Tally up the lines below that include the word "Lactic". Answer with the number alone.

**DATA EXTRACT**
▽
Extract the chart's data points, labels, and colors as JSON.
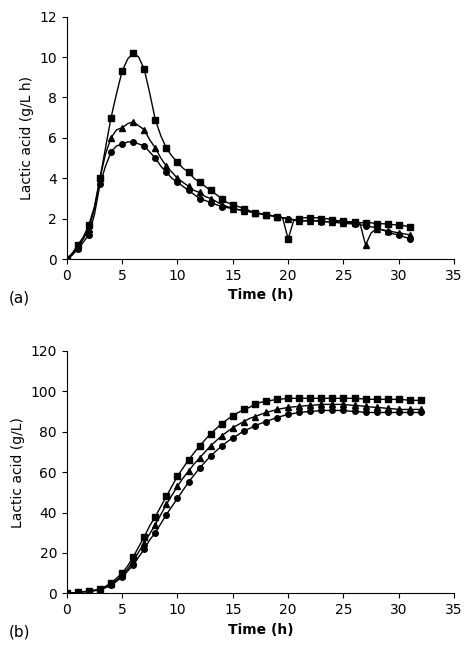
{
  "panel_a": {
    "ylabel": "Lactic acid (g/L h)",
    "xlabel": "Time (h)",
    "label": "(a)",
    "ylim": [
      0,
      12
    ],
    "xlim": [
      0,
      35
    ],
    "yticks": [
      0,
      2,
      4,
      6,
      8,
      10,
      12
    ],
    "xticks": [
      0,
      5,
      10,
      15,
      20,
      25,
      30,
      35
    ],
    "series": {
      "square": {
        "x": [
          0,
          0.5,
          1.0,
          1.5,
          2.0,
          2.5,
          3.0,
          3.5,
          4.0,
          4.5,
          5.0,
          5.5,
          6.0,
          6.5,
          7.0,
          7.5,
          8.0,
          8.5,
          9.0,
          9.5,
          10.0,
          10.5,
          11.0,
          11.5,
          12.0,
          12.5,
          13.0,
          13.5,
          14.0,
          14.5,
          15.0,
          15.5,
          16.0,
          16.5,
          17.0,
          17.5,
          18.0,
          18.5,
          19.0,
          19.5,
          20.0,
          20.5,
          21.0,
          21.5,
          22.0,
          22.5,
          23.0,
          23.5,
          24.0,
          24.5,
          25.0,
          25.5,
          26.0,
          26.5,
          27.0,
          27.5,
          28.0,
          28.5,
          29.0,
          29.5,
          30.0,
          30.5,
          31.0
        ],
        "y": [
          0,
          0.3,
          0.7,
          1.1,
          1.7,
          2.6,
          4.0,
          5.5,
          7.0,
          8.2,
          9.3,
          9.9,
          10.2,
          10.0,
          9.4,
          8.2,
          6.9,
          6.1,
          5.5,
          5.1,
          4.8,
          4.5,
          4.3,
          4.0,
          3.8,
          3.6,
          3.4,
          3.2,
          3.0,
          2.8,
          2.7,
          2.6,
          2.5,
          2.4,
          2.3,
          2.25,
          2.2,
          2.15,
          2.1,
          2.05,
          1.0,
          1.9,
          2.0,
          2.05,
          2.05,
          2.05,
          2.0,
          2.0,
          1.95,
          1.9,
          1.9,
          1.85,
          1.85,
          1.8,
          1.8,
          1.8,
          1.75,
          1.75,
          1.75,
          1.7,
          1.7,
          1.65,
          1.6
        ]
      },
      "triangle": {
        "x": [
          0,
          0.5,
          1.0,
          1.5,
          2.0,
          2.5,
          3.0,
          3.5,
          4.0,
          4.5,
          5.0,
          5.5,
          6.0,
          6.5,
          7.0,
          7.5,
          8.0,
          8.5,
          9.0,
          9.5,
          10.0,
          10.5,
          11.0,
          11.5,
          12.0,
          12.5,
          13.0,
          13.5,
          14.0,
          14.5,
          15.0,
          15.5,
          16.0,
          16.5,
          17.0,
          17.5,
          18.0,
          18.5,
          19.0,
          19.5,
          20.0,
          20.5,
          21.0,
          21.5,
          22.0,
          22.5,
          23.0,
          23.5,
          24.0,
          24.5,
          25.0,
          25.5,
          26.0,
          26.5,
          27.0,
          27.5,
          28.0,
          28.5,
          29.0,
          29.5,
          30.0,
          30.5,
          31.0
        ],
        "y": [
          0,
          0.25,
          0.6,
          1.0,
          1.5,
          2.5,
          4.0,
          5.2,
          6.0,
          6.4,
          6.5,
          6.7,
          6.8,
          6.6,
          6.4,
          5.9,
          5.5,
          5.0,
          4.6,
          4.3,
          4.0,
          3.8,
          3.6,
          3.4,
          3.3,
          3.1,
          3.0,
          2.85,
          2.7,
          2.6,
          2.5,
          2.45,
          2.4,
          2.35,
          2.3,
          2.25,
          2.2,
          2.15,
          2.1,
          2.05,
          2.0,
          1.95,
          1.9,
          1.9,
          1.9,
          1.9,
          1.9,
          1.85,
          1.85,
          1.85,
          1.8,
          1.8,
          1.8,
          1.75,
          0.7,
          1.3,
          1.5,
          1.45,
          1.4,
          1.35,
          1.3,
          1.25,
          1.2
        ]
      },
      "circle": {
        "x": [
          0,
          0.5,
          1.0,
          1.5,
          2.0,
          2.5,
          3.0,
          3.5,
          4.0,
          4.5,
          5.0,
          5.5,
          6.0,
          6.5,
          7.0,
          7.5,
          8.0,
          8.5,
          9.0,
          9.5,
          10.0,
          10.5,
          11.0,
          11.5,
          12.0,
          12.5,
          13.0,
          13.5,
          14.0,
          14.5,
          15.0,
          15.5,
          16.0,
          16.5,
          17.0,
          17.5,
          18.0,
          18.5,
          19.0,
          19.5,
          20.0,
          20.5,
          21.0,
          21.5,
          22.0,
          22.5,
          23.0,
          23.5,
          24.0,
          24.5,
          25.0,
          25.5,
          26.0,
          26.5,
          27.0,
          27.5,
          28.0,
          28.5,
          29.0,
          29.5,
          30.0,
          30.5,
          31.0
        ],
        "y": [
          0,
          0.2,
          0.5,
          0.85,
          1.2,
          2.2,
          3.7,
          4.6,
          5.3,
          5.6,
          5.7,
          5.8,
          5.8,
          5.7,
          5.6,
          5.3,
          5.0,
          4.6,
          4.3,
          4.0,
          3.8,
          3.6,
          3.4,
          3.2,
          3.0,
          2.9,
          2.8,
          2.7,
          2.6,
          2.55,
          2.5,
          2.45,
          2.4,
          2.35,
          2.3,
          2.25,
          2.2,
          2.15,
          2.1,
          2.05,
          2.0,
          1.95,
          1.9,
          1.9,
          1.9,
          1.9,
          1.85,
          1.85,
          1.85,
          1.8,
          1.8,
          1.75,
          1.75,
          1.7,
          1.65,
          1.6,
          1.55,
          1.45,
          1.35,
          1.25,
          1.2,
          1.1,
          1.0
        ]
      }
    }
  },
  "panel_b": {
    "ylabel": "Lactic acid (g/L)",
    "xlabel": "Time (h)",
    "label": "(b)",
    "ylim": [
      0,
      120
    ],
    "xlim": [
      0,
      35
    ],
    "yticks": [
      0,
      20,
      40,
      60,
      80,
      100,
      120
    ],
    "xticks": [
      0,
      5,
      10,
      15,
      20,
      25,
      30,
      35
    ],
    "series": {
      "square": {
        "x": [
          0,
          0.5,
          1.0,
          1.5,
          2.0,
          2.5,
          3.0,
          3.5,
          4.0,
          4.5,
          5.0,
          5.5,
          6.0,
          6.5,
          7.0,
          7.5,
          8.0,
          8.5,
          9.0,
          9.5,
          10.0,
          10.5,
          11.0,
          11.5,
          12.0,
          12.5,
          13.0,
          13.5,
          14.0,
          14.5,
          15.0,
          15.5,
          16.0,
          16.5,
          17.0,
          17.5,
          18.0,
          18.5,
          19.0,
          19.5,
          20.0,
          20.5,
          21.0,
          21.5,
          22.0,
          22.5,
          23.0,
          23.5,
          24.0,
          24.5,
          25.0,
          25.5,
          26.0,
          26.5,
          27.0,
          27.5,
          28.0,
          28.5,
          29.0,
          29.5,
          30.0,
          30.5,
          31.0,
          31.5,
          32.0
        ],
        "y": [
          0,
          0.2,
          0.5,
          0.8,
          1.0,
          1.5,
          2.0,
          3.5,
          5.0,
          7.5,
          10.0,
          13.5,
          18.0,
          23.0,
          28.0,
          33.5,
          38.0,
          43.0,
          48.0,
          53.0,
          58.0,
          62.0,
          66.0,
          69.5,
          73.0,
          76.0,
          79.0,
          81.5,
          84.0,
          86.0,
          88.0,
          89.5,
          91.0,
          92.0,
          93.5,
          94.5,
          95.0,
          95.5,
          96.0,
          96.2,
          96.5,
          96.5,
          96.5,
          96.5,
          96.5,
          96.5,
          96.5,
          96.5,
          96.5,
          96.5,
          96.5,
          96.5,
          96.5,
          96.3,
          96.2,
          96.0,
          96.0,
          96.0,
          96.0,
          96.0,
          96.0,
          95.8,
          95.5,
          95.5,
          95.5
        ]
      },
      "triangle": {
        "x": [
          0,
          0.5,
          1.0,
          1.5,
          2.0,
          2.5,
          3.0,
          3.5,
          4.0,
          4.5,
          5.0,
          5.5,
          6.0,
          6.5,
          7.0,
          7.5,
          8.0,
          8.5,
          9.0,
          9.5,
          10.0,
          10.5,
          11.0,
          11.5,
          12.0,
          12.5,
          13.0,
          13.5,
          14.0,
          14.5,
          15.0,
          15.5,
          16.0,
          16.5,
          17.0,
          17.5,
          18.0,
          18.5,
          19.0,
          19.5,
          20.0,
          20.5,
          21.0,
          21.5,
          22.0,
          22.5,
          23.0,
          23.5,
          24.0,
          24.5,
          25.0,
          25.5,
          26.0,
          26.5,
          27.0,
          27.5,
          28.0,
          28.5,
          29.0,
          29.5,
          30.0,
          30.5,
          31.0,
          31.5,
          32.0
        ],
        "y": [
          0,
          0.2,
          0.5,
          0.8,
          1.0,
          1.5,
          2.0,
          3.0,
          4.5,
          6.5,
          9.0,
          12.0,
          16.0,
          20.5,
          25.0,
          29.5,
          34.0,
          39.0,
          44.0,
          48.5,
          53.0,
          57.0,
          60.5,
          64.0,
          67.0,
          70.0,
          73.0,
          75.5,
          78.0,
          80.0,
          82.0,
          83.5,
          85.0,
          86.5,
          87.5,
          88.5,
          89.5,
          90.2,
          91.0,
          91.5,
          92.0,
          92.3,
          92.5,
          92.8,
          93.0,
          93.2,
          93.5,
          93.5,
          93.5,
          93.5,
          93.5,
          93.2,
          93.0,
          92.8,
          92.5,
          92.2,
          92.0,
          91.8,
          91.5,
          91.3,
          91.0,
          91.0,
          91.0,
          91.0,
          91.0
        ]
      },
      "circle": {
        "x": [
          0,
          0.5,
          1.0,
          1.5,
          2.0,
          2.5,
          3.0,
          3.5,
          4.0,
          4.5,
          5.0,
          5.5,
          6.0,
          6.5,
          7.0,
          7.5,
          8.0,
          8.5,
          9.0,
          9.5,
          10.0,
          10.5,
          11.0,
          11.5,
          12.0,
          12.5,
          13.0,
          13.5,
          14.0,
          14.5,
          15.0,
          15.5,
          16.0,
          16.5,
          17.0,
          17.5,
          18.0,
          18.5,
          19.0,
          19.5,
          20.0,
          20.5,
          21.0,
          21.5,
          22.0,
          22.5,
          23.0,
          23.5,
          24.0,
          24.5,
          25.0,
          25.5,
          26.0,
          26.5,
          27.0,
          27.5,
          28.0,
          28.5,
          29.0,
          29.5,
          30.0,
          30.5,
          31.0,
          31.5,
          32.0
        ],
        "y": [
          0,
          0.2,
          0.5,
          0.8,
          1.0,
          1.3,
          1.8,
          2.8,
          4.0,
          6.0,
          8.0,
          11.0,
          14.0,
          18.0,
          22.0,
          26.5,
          30.0,
          34.5,
          39.0,
          43.0,
          47.0,
          51.0,
          55.0,
          58.5,
          62.0,
          65.0,
          68.0,
          70.5,
          73.0,
          75.0,
          77.0,
          78.5,
          80.5,
          81.5,
          83.0,
          84.0,
          85.0,
          86.0,
          87.0,
          87.8,
          88.5,
          89.0,
          89.5,
          89.8,
          90.0,
          90.2,
          90.5,
          90.5,
          90.5,
          90.5,
          90.5,
          90.2,
          90.0,
          89.8,
          89.5,
          89.5,
          89.5,
          89.5,
          89.5,
          89.5,
          89.5,
          89.5,
          89.5,
          89.5,
          89.5
        ]
      }
    }
  },
  "marker_size": 4,
  "marker_every_a": 2,
  "marker_every_b": 2,
  "line_width": 1.0,
  "color": "#000000",
  "font_size": 10,
  "label_font_size": 11
}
△
**PROBLEM SOLUTION**
2